DATA SUPPLIED:

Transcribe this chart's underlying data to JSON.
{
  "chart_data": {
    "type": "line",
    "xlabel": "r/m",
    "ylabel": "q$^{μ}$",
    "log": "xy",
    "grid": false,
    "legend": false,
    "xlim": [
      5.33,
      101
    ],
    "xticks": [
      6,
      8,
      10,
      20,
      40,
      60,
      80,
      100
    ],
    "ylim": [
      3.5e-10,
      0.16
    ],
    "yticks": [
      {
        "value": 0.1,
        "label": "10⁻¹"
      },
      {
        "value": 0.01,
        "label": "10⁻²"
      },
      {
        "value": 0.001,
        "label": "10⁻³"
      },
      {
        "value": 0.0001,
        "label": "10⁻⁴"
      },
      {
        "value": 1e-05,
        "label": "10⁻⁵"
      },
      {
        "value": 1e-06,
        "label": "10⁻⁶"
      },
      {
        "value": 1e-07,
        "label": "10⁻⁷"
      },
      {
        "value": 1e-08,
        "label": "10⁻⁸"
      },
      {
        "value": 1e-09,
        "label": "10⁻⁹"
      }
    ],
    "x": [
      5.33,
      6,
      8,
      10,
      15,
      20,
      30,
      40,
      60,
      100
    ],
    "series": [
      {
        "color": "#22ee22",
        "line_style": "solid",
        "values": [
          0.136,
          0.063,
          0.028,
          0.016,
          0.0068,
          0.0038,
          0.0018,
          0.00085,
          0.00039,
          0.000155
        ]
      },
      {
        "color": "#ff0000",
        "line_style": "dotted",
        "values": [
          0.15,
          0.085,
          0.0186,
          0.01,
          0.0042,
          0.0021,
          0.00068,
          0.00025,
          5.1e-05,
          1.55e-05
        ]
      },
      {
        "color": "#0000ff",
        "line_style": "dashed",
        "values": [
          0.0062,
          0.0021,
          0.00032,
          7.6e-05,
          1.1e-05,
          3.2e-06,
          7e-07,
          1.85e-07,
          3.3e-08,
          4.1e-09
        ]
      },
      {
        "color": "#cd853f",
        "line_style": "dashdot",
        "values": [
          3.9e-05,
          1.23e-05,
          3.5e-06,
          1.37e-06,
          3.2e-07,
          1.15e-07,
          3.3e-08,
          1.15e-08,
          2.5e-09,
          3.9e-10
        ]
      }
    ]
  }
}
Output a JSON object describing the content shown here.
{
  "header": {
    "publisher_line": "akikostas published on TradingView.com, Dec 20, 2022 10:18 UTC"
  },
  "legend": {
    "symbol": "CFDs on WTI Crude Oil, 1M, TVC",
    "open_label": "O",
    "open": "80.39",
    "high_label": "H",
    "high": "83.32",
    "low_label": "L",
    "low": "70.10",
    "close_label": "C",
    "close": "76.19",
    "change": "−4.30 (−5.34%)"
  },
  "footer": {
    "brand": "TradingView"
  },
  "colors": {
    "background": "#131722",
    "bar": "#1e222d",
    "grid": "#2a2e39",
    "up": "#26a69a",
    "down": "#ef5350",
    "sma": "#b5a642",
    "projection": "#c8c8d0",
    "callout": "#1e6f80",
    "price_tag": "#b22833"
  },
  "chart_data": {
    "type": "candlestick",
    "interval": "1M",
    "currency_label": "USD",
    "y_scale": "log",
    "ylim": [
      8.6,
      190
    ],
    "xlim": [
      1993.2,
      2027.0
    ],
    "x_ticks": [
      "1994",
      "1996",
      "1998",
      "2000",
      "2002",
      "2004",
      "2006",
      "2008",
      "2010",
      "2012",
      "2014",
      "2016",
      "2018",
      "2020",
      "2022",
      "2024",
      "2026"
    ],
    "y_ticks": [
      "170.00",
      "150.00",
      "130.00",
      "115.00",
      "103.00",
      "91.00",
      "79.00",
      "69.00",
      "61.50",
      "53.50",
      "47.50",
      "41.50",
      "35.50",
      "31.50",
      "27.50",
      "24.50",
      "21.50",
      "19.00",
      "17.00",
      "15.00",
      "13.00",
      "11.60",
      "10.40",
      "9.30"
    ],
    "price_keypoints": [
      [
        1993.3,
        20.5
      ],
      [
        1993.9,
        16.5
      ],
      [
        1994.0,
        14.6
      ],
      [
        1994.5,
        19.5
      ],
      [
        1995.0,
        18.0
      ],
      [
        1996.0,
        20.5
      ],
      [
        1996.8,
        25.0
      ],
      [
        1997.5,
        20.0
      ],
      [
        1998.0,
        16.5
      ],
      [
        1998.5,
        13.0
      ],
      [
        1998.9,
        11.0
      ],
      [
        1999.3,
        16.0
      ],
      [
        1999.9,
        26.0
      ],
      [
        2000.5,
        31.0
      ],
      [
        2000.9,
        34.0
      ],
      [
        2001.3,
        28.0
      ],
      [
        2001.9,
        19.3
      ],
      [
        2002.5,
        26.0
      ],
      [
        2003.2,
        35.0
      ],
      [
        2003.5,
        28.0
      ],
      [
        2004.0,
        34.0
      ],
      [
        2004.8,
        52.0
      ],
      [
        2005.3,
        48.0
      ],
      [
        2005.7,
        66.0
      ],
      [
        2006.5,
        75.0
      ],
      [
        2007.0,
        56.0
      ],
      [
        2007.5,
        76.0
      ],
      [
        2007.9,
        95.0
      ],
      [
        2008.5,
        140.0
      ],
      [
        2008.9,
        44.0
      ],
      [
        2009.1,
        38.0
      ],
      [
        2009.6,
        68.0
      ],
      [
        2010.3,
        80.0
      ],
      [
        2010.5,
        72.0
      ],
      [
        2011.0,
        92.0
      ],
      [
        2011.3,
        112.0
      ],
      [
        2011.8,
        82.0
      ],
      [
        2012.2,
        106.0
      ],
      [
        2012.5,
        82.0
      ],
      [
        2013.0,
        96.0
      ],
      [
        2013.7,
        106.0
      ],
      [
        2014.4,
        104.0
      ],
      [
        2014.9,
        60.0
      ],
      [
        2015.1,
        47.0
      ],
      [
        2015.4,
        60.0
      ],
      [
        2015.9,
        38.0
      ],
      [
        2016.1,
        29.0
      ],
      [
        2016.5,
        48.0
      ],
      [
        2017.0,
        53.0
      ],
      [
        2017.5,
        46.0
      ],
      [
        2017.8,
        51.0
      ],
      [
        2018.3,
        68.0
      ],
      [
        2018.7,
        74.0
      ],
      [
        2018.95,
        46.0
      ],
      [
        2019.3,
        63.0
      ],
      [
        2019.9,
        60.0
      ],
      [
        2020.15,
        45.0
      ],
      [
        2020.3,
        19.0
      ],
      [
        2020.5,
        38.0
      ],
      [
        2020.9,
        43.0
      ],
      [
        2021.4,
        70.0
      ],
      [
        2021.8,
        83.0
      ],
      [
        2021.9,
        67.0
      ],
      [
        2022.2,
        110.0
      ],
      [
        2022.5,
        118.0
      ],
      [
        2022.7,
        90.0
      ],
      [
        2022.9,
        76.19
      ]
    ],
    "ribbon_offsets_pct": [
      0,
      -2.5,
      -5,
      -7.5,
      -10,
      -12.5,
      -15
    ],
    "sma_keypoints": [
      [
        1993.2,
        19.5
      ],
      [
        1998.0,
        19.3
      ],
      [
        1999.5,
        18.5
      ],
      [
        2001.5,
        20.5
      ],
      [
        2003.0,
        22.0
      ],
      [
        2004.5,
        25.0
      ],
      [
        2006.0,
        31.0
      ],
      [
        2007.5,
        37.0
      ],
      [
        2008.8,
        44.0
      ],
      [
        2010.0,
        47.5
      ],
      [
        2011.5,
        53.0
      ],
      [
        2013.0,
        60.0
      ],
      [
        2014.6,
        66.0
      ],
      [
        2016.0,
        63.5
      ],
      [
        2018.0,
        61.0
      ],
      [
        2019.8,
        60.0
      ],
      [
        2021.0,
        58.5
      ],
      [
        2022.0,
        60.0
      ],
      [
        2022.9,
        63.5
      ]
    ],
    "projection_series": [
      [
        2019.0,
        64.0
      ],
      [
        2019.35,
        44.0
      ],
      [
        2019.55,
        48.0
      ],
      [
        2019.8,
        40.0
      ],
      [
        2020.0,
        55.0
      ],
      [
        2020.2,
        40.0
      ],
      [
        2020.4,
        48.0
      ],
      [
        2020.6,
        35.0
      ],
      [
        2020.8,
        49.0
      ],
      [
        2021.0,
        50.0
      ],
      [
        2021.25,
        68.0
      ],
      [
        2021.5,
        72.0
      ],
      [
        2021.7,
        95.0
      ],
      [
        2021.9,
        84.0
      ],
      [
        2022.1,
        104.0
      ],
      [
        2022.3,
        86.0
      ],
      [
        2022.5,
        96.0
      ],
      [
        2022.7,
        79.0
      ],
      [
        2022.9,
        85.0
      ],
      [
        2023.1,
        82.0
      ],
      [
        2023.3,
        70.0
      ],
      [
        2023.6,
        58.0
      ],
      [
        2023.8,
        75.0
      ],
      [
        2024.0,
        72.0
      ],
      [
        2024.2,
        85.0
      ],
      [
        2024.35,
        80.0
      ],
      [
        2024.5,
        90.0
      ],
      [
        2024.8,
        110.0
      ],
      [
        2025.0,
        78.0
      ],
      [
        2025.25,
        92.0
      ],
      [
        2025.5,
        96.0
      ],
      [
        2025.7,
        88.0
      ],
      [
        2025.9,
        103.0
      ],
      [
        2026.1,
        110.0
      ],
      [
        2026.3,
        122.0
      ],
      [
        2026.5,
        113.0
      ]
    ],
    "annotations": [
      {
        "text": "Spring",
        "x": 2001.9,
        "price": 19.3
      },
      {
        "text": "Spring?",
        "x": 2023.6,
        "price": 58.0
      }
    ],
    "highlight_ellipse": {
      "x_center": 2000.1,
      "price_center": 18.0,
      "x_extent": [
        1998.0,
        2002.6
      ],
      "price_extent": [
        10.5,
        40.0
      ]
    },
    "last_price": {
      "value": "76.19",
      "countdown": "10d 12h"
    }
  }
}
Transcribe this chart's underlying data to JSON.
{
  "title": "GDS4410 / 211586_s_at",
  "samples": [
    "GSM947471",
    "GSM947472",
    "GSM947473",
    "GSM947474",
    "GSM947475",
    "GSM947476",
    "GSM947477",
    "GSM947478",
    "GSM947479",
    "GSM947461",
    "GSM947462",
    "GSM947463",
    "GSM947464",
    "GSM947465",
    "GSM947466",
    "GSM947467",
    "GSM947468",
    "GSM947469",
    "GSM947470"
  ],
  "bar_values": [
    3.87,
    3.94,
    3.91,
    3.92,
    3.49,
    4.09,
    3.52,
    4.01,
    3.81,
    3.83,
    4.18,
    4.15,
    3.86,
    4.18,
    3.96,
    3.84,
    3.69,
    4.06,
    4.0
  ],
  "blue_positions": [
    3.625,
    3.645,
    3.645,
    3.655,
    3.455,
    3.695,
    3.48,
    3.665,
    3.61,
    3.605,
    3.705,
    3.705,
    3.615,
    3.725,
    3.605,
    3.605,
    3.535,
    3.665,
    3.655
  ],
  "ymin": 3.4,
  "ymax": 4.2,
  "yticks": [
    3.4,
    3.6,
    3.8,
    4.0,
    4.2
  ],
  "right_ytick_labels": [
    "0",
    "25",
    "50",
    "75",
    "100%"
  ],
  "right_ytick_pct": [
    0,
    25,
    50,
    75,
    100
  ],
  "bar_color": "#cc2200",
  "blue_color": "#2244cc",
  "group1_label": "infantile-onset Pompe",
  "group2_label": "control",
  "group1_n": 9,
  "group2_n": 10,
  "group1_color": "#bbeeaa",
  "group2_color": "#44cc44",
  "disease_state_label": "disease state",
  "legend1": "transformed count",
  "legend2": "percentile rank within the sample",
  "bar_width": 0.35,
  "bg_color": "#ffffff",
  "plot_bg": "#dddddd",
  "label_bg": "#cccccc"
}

DIRECTIONS FOR THIS TASK:
Look for "TradingView" and pull out every line that has it.

ANSWER IN FULL:
    "publisher_line": "akikostas published on TradingView.com, Dec 20, 2022 10:18 UTC"
    "brand": "TradingView"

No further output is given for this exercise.